* start *

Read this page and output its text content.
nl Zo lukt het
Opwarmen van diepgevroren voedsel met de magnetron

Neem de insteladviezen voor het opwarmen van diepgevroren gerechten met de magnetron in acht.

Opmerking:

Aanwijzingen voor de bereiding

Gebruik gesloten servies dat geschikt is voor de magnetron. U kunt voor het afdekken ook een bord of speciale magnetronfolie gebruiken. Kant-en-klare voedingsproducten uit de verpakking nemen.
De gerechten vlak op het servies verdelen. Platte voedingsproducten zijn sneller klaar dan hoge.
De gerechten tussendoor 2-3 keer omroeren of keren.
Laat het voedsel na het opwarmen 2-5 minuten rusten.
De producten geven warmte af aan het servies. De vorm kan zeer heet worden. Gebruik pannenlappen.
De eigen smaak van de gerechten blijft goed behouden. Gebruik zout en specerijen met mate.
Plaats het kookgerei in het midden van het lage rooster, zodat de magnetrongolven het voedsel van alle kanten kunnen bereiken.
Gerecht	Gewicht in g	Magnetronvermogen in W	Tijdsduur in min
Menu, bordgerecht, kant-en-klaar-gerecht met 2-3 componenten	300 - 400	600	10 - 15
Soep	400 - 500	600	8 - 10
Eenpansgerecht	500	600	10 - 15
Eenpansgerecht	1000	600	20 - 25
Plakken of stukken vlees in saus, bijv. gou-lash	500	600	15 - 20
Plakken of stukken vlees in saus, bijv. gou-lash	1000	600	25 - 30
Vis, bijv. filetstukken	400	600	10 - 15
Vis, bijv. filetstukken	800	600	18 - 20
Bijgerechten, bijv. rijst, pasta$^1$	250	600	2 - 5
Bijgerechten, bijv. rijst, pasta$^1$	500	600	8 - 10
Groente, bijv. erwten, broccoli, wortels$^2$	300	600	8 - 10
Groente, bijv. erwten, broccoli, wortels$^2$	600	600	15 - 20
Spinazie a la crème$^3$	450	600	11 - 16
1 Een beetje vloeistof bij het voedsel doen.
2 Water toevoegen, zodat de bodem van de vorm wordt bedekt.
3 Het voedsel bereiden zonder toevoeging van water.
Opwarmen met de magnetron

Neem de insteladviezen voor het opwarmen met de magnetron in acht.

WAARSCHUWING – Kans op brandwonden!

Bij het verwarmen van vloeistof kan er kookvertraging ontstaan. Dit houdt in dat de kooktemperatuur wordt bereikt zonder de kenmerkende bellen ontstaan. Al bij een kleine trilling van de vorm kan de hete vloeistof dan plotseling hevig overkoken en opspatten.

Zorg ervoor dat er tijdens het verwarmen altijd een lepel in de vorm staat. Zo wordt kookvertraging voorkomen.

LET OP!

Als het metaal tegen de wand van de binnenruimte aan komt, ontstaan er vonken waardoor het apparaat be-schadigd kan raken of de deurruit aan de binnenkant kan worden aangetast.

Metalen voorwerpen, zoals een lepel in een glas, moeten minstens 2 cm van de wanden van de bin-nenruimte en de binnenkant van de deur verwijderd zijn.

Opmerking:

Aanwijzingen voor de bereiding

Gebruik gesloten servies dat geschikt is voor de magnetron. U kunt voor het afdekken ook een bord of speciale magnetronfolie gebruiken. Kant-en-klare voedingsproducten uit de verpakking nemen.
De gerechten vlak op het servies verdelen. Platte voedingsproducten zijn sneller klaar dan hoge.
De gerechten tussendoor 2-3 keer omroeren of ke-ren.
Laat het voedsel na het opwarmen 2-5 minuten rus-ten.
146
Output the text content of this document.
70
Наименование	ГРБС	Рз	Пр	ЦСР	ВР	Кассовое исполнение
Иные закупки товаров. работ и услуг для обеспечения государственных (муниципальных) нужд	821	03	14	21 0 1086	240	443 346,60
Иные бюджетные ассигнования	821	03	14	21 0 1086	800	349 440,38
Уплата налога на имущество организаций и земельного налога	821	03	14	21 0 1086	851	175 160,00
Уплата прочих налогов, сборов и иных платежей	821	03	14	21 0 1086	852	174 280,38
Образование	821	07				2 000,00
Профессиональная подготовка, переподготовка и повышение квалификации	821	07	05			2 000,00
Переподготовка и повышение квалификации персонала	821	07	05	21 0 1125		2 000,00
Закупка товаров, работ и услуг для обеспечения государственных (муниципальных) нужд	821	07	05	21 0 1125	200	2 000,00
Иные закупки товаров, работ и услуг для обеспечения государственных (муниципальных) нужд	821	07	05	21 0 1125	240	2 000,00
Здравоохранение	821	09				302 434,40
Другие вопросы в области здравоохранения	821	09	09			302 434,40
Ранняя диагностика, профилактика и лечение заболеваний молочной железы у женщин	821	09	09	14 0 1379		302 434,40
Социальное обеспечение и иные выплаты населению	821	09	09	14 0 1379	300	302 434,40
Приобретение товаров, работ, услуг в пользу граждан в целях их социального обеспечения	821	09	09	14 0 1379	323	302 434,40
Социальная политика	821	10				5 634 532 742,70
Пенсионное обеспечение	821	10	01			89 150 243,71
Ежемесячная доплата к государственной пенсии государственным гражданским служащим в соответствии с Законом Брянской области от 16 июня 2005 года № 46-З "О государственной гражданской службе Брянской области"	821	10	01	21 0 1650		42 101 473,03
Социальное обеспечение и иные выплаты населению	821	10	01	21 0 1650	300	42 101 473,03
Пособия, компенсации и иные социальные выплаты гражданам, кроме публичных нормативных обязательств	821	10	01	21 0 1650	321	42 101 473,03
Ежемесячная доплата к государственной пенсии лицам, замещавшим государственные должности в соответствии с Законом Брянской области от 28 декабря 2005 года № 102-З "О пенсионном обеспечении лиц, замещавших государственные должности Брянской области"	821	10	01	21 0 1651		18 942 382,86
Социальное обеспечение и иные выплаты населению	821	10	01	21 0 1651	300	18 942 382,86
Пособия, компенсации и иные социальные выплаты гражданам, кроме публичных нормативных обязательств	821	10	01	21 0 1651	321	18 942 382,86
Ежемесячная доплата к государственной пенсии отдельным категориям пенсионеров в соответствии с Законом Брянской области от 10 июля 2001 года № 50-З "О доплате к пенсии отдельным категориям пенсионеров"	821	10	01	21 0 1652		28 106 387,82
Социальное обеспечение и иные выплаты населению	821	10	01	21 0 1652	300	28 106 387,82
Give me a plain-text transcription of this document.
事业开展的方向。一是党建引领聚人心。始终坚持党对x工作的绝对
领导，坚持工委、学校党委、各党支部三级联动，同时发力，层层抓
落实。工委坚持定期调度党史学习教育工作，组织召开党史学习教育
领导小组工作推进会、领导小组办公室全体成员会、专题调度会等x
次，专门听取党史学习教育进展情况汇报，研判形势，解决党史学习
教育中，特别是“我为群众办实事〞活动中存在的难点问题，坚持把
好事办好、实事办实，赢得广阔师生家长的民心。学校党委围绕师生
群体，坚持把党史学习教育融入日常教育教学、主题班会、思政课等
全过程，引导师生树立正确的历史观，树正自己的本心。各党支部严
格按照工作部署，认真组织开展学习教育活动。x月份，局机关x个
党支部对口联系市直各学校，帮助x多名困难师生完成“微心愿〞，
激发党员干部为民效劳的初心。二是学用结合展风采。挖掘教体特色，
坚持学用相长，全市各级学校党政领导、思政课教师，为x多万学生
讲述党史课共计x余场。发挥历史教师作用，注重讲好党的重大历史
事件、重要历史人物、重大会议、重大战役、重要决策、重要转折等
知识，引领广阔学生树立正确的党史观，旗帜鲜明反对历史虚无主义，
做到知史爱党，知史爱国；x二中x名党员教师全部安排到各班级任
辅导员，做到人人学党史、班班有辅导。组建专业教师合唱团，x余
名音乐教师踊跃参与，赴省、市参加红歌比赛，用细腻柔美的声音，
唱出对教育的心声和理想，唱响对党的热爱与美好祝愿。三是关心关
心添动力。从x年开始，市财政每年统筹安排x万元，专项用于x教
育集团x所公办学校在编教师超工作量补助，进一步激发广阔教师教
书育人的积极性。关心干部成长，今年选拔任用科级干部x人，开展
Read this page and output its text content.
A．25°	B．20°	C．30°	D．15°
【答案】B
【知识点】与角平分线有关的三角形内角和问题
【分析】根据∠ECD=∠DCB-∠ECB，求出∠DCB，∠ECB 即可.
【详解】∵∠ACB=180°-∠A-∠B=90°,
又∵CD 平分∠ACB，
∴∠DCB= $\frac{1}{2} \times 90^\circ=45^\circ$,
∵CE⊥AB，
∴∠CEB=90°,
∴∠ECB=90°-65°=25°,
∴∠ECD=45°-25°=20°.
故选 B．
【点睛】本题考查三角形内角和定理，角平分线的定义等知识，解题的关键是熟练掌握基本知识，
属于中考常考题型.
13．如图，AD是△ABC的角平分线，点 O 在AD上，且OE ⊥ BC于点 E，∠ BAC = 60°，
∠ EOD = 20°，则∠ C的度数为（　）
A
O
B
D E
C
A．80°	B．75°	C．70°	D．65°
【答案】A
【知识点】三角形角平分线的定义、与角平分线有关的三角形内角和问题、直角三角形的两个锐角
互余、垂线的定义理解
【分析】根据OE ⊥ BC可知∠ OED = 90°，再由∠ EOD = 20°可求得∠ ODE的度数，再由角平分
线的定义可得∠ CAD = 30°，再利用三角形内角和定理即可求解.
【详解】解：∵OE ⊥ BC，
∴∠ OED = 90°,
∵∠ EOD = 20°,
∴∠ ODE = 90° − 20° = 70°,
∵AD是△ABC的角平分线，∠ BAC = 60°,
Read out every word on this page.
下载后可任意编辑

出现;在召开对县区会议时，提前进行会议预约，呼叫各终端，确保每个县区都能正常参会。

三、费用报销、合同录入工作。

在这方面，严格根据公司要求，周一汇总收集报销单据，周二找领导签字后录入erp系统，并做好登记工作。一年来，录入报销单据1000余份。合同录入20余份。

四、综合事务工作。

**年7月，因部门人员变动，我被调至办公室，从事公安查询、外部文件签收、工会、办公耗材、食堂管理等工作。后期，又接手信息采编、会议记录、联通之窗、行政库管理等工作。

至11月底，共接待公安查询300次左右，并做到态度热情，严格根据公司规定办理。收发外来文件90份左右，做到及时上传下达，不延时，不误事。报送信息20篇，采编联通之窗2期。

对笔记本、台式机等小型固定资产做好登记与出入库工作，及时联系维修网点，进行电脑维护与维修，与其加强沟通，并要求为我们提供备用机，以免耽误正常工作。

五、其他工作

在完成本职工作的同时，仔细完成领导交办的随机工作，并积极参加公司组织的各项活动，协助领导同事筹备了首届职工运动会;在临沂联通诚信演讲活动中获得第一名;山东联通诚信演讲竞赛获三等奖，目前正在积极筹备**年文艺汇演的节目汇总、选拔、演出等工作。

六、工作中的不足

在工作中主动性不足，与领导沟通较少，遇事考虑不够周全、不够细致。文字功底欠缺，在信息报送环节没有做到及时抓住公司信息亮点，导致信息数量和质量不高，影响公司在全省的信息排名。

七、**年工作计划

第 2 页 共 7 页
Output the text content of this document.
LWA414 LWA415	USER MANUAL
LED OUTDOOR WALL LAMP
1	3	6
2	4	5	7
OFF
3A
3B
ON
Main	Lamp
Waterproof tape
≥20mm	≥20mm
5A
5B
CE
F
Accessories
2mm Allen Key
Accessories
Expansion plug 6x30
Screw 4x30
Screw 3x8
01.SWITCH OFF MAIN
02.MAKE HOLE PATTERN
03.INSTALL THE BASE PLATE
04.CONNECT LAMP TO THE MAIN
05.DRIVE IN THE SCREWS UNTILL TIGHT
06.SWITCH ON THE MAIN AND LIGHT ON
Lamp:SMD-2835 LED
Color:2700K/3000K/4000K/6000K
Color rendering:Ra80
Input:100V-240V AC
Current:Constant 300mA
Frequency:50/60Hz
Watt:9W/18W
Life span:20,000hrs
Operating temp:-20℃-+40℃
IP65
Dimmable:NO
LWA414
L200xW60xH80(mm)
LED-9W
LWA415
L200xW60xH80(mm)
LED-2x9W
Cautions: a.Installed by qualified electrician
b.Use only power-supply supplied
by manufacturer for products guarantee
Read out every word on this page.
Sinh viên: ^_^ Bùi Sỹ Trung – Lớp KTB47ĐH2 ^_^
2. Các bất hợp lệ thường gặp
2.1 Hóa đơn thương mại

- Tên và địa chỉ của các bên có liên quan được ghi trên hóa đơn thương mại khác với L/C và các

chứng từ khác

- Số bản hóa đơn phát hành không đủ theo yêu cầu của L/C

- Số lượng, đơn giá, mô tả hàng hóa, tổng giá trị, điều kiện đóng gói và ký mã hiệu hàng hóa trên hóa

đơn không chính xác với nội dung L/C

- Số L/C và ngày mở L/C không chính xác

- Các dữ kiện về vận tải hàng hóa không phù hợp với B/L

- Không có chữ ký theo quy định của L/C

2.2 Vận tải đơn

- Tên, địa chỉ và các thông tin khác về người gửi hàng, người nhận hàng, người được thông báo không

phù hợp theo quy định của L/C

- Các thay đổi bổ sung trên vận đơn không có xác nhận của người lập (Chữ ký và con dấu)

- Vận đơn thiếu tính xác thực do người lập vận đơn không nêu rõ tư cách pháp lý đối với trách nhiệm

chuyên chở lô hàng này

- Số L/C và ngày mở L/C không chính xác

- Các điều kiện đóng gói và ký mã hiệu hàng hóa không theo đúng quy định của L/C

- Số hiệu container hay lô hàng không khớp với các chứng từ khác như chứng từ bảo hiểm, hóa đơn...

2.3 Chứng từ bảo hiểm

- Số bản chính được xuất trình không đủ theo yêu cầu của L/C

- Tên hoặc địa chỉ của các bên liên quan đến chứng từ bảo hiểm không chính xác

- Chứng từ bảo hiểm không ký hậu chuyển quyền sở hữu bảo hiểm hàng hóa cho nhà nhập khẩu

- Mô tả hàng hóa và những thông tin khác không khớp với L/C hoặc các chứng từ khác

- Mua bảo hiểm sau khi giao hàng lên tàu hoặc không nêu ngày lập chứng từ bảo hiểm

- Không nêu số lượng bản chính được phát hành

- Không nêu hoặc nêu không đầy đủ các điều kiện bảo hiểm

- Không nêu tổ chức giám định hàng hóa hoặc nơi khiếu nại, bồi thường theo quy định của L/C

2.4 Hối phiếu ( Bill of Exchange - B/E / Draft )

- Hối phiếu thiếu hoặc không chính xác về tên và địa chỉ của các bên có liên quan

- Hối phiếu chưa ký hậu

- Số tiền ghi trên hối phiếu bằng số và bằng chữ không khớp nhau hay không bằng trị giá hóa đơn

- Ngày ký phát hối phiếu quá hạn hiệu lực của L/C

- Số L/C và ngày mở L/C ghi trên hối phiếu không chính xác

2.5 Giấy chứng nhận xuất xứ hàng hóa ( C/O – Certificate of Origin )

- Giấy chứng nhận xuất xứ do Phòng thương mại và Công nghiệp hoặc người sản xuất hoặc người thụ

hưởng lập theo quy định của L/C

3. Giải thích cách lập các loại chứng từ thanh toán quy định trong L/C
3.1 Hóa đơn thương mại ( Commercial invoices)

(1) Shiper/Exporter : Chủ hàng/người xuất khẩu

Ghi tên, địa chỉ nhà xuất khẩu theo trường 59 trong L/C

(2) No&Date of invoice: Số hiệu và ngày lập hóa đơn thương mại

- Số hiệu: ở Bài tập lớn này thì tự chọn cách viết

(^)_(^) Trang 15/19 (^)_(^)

* end *

* [YOUR GOAL]:
Using the material above, report each line where "omroeren" occurs.

* [SOLUTION TO THE EXERCISE]:
De gerechten tussendoor 2-3 keer omroeren of keren.
De gerechten tussendoor 2-3 keer omroeren of ke-ren.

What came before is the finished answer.